>>>>

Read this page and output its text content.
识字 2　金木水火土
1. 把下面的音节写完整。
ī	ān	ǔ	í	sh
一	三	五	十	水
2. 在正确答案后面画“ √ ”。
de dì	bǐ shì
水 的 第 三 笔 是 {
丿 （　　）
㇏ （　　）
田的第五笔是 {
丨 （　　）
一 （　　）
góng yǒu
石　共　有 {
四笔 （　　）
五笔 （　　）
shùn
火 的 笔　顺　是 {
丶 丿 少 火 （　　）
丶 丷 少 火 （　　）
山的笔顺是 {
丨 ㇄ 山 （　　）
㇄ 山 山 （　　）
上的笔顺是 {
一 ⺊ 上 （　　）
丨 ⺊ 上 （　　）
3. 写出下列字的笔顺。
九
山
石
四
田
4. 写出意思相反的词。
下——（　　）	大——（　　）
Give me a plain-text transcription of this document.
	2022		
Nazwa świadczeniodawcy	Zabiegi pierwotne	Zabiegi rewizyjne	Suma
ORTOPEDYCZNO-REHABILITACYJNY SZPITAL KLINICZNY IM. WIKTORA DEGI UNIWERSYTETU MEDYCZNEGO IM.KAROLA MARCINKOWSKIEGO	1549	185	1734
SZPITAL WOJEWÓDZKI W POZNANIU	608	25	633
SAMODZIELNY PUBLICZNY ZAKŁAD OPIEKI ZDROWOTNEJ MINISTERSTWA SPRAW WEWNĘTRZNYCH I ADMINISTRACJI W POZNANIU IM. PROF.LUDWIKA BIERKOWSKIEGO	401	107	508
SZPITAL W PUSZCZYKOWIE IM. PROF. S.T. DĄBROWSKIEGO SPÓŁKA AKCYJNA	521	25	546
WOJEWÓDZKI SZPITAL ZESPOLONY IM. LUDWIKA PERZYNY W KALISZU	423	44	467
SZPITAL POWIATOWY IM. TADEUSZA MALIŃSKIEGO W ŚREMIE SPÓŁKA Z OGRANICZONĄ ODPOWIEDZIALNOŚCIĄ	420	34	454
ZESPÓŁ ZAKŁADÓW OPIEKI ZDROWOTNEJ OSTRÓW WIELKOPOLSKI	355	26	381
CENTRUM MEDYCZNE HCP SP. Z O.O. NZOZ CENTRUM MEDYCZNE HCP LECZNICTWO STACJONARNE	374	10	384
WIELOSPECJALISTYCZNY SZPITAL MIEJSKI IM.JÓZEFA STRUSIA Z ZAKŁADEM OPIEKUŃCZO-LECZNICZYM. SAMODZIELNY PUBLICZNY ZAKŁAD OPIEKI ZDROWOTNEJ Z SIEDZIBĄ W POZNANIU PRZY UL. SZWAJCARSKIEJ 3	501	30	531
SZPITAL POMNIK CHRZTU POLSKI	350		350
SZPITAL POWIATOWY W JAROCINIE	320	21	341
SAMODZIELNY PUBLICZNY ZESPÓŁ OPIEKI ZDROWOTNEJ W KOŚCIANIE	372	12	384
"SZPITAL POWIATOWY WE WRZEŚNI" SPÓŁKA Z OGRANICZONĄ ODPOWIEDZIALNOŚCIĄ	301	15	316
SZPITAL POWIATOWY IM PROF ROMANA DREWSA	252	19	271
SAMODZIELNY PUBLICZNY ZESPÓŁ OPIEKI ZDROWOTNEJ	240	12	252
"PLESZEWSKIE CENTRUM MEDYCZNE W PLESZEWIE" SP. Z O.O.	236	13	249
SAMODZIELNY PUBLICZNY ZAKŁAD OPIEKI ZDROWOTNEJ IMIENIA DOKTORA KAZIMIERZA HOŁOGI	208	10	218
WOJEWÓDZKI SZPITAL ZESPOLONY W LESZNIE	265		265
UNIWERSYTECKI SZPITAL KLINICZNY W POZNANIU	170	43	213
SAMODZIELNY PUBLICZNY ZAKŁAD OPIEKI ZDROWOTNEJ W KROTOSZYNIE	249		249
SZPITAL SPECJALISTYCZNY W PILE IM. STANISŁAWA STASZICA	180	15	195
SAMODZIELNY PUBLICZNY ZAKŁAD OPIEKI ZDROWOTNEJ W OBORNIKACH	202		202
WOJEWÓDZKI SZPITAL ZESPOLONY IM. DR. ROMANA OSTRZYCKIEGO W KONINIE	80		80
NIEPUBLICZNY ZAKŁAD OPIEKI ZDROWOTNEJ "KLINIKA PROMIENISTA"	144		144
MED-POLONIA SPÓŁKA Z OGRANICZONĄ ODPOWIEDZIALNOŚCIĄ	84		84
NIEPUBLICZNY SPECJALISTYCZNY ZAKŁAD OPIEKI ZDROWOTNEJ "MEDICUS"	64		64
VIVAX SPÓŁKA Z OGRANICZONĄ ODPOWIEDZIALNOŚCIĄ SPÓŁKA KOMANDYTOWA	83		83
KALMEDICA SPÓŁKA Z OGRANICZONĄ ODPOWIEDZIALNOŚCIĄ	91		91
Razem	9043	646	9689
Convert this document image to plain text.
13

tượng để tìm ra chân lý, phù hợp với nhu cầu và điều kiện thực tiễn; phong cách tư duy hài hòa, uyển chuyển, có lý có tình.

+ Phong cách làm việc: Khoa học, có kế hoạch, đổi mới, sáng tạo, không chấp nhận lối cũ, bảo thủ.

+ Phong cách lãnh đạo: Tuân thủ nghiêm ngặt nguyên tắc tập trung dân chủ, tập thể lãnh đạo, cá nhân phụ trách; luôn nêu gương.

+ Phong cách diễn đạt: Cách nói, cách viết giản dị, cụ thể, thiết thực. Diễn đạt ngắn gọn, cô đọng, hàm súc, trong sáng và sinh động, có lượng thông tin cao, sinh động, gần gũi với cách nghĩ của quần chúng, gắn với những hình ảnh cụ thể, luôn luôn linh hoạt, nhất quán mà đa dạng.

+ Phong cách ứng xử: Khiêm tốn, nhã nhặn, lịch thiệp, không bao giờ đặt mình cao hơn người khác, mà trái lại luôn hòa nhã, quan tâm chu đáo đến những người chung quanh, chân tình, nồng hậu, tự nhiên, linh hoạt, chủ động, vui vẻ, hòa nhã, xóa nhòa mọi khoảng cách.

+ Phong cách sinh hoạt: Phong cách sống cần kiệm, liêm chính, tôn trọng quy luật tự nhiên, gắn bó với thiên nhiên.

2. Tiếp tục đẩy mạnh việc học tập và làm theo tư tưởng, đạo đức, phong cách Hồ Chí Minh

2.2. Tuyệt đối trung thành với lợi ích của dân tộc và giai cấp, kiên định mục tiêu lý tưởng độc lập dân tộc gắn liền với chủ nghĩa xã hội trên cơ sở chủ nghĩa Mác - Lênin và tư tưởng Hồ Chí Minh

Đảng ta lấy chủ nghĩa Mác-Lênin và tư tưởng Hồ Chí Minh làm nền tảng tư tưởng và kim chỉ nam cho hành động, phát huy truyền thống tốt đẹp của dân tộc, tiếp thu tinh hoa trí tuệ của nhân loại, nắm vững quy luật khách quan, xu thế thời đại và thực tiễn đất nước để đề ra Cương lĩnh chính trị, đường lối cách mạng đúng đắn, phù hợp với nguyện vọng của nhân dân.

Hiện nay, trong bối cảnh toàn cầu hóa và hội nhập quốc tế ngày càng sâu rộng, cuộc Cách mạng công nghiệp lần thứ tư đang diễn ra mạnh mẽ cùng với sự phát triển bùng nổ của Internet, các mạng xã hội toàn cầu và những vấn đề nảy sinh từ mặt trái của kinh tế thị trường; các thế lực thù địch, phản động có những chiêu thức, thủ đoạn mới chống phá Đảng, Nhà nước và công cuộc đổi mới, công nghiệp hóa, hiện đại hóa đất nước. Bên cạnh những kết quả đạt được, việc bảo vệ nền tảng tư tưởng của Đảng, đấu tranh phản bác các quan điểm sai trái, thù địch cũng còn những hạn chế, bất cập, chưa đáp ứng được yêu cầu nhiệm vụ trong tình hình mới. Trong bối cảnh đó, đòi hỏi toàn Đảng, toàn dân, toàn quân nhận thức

<<<<

Your task:
Report the number of lines of the listing above that hold the string "hình", with no other text.

Reply to the exercise:
2